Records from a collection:
╭──
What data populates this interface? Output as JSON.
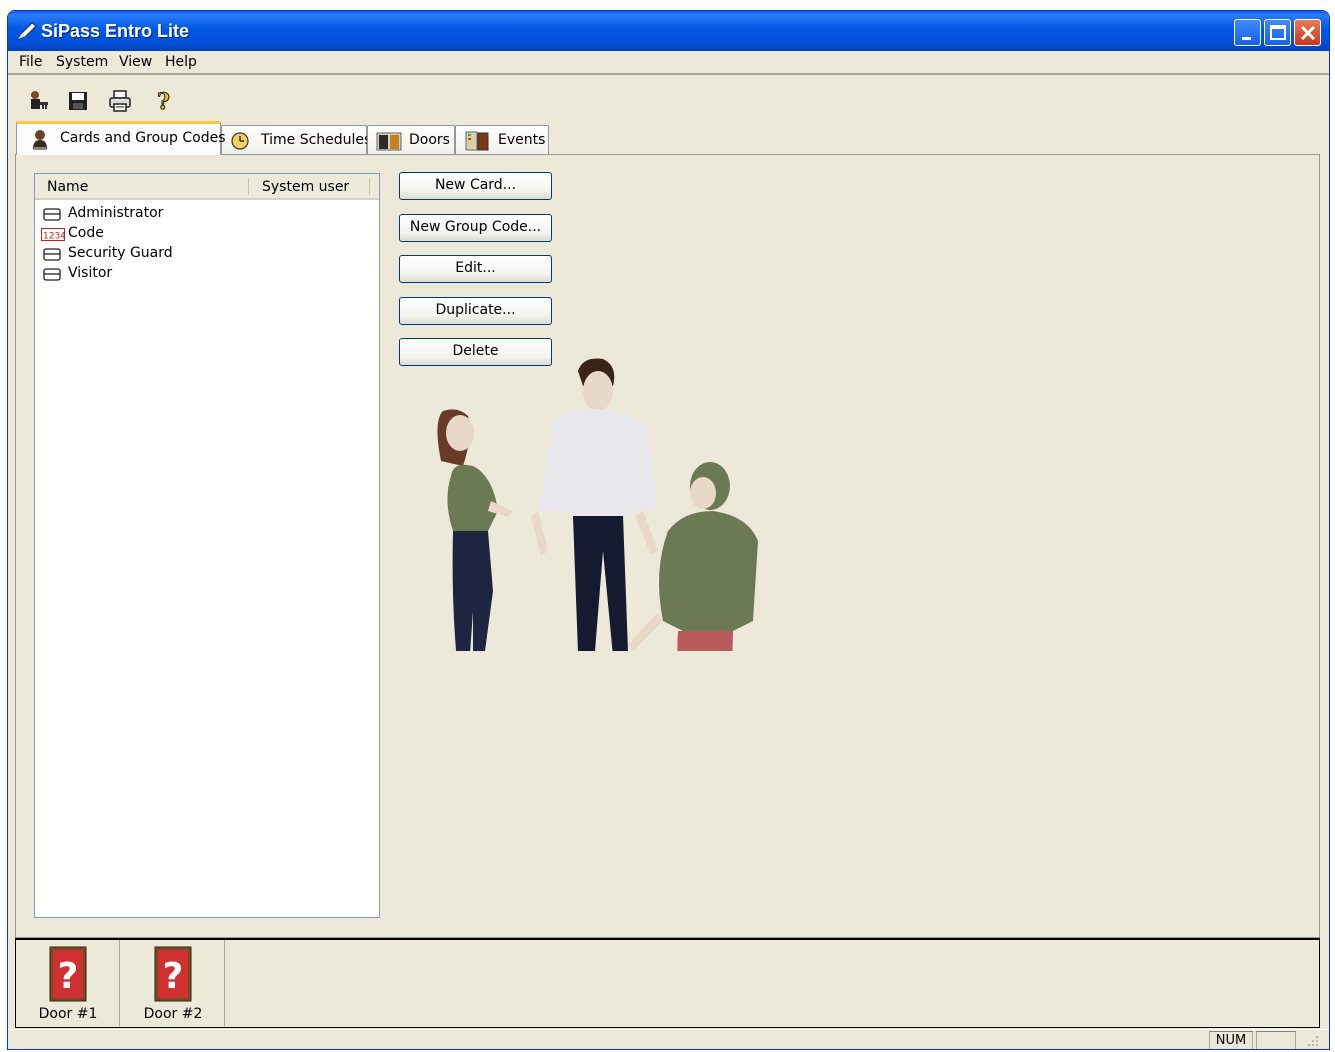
{
  "window": {
    "title": "SiPass Entro Lite"
  },
  "menu": {
    "items": [
      "File",
      "System",
      "View",
      "Help"
    ]
  },
  "toolbar": {
    "icons": [
      "user-key-icon",
      "save-icon",
      "print-icon",
      "help-icon"
    ]
  },
  "tabs": [
    {
      "label": "Cards and Group Codes",
      "icon": "person-card-icon",
      "active": true
    },
    {
      "label": "Time Schedules",
      "icon": "clock-icon",
      "active": false
    },
    {
      "label": "Doors",
      "icon": "door-icon",
      "active": false
    },
    {
      "label": "Events",
      "icon": "events-icon",
      "active": false
    }
  ],
  "list": {
    "columns": [
      "Name",
      "System user"
    ],
    "rows": [
      {
        "icon": "card-icon",
        "name": "Administrator"
      },
      {
        "icon": "code-icon",
        "code_badge": "1234",
        "name": "Code"
      },
      {
        "icon": "card-icon",
        "name": "Security Guard"
      },
      {
        "icon": "card-icon",
        "name": "Visitor"
      }
    ]
  },
  "buttons": {
    "new_card": "New Card...",
    "new_group_code": "New Group Code...",
    "edit": "Edit...",
    "duplicate": "Duplicate...",
    "delete": "Delete"
  },
  "doors": [
    {
      "label": "Door #1",
      "icon": "door-unknown-icon"
    },
    {
      "label": "Door #2",
      "icon": "door-unknown-icon"
    }
  ],
  "status": {
    "num": "NUM"
  },
  "colors": {
    "title_bar": "#0058e6",
    "face": "#ece9d8",
    "tab_highlight": "#ffc83c",
    "door_red": "#d03030"
  }
}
╰──
Pictures stay out; reproduce every line of the records exactly.

The solution:
What data populates this interface? Output as JSON.
{
  "window": {
    "title": "SiPass Entro Lite"
  },
  "menu": {
    "items": [
      "File",
      "System",
      "View",
      "Help"
    ]
  },
  "toolbar": {
    "icons": [
      "user-key-icon",
      "save-icon",
      "print-icon",
      "help-icon"
    ]
  },
  "tabs": [
    {
      "label": "Cards and Group Codes",
      "icon": "person-card-icon",
      "active": true
    },
    {
      "label": "Time Schedules",
      "icon": "clock-icon",
      "active": false
    },
    {
      "label": "Doors",
      "icon": "door-icon",
      "active": false
    },
    {
      "label": "Events",
      "icon": "events-icon",
      "active": false
    }
  ],
  "list": {
    "columns": [
      "Name",
      "System user"
    ],
    "rows": [
      {
        "icon": "card-icon",
        "name": "Administrator"
      },
      {
        "icon": "code-icon",
        "code_badge": "1234",
        "name": "Code"
      },
      {
        "icon": "card-icon",
        "name": "Security Guard"
      },
      {
        "icon": "card-icon",
        "name": "Visitor"
      }
    ]
  },
  "buttons": {
    "new_card": "New Card...",
    "new_group_code": "New Group Code...",
    "edit": "Edit...",
    "duplicate": "Duplicate...",
    "delete": "Delete"
  },
  "doors": [
    {
      "label": "Door #1",
      "icon": "door-unknown-icon"
    },
    {
      "label": "Door #2",
      "icon": "door-unknown-icon"
    }
  ],
  "status": {
    "num": "NUM"
  },
  "colors": {
    "title_bar": "#0058e6",
    "face": "#ece9d8",
    "tab_highlight": "#ffc83c",
    "door_red": "#d03030"
  }
}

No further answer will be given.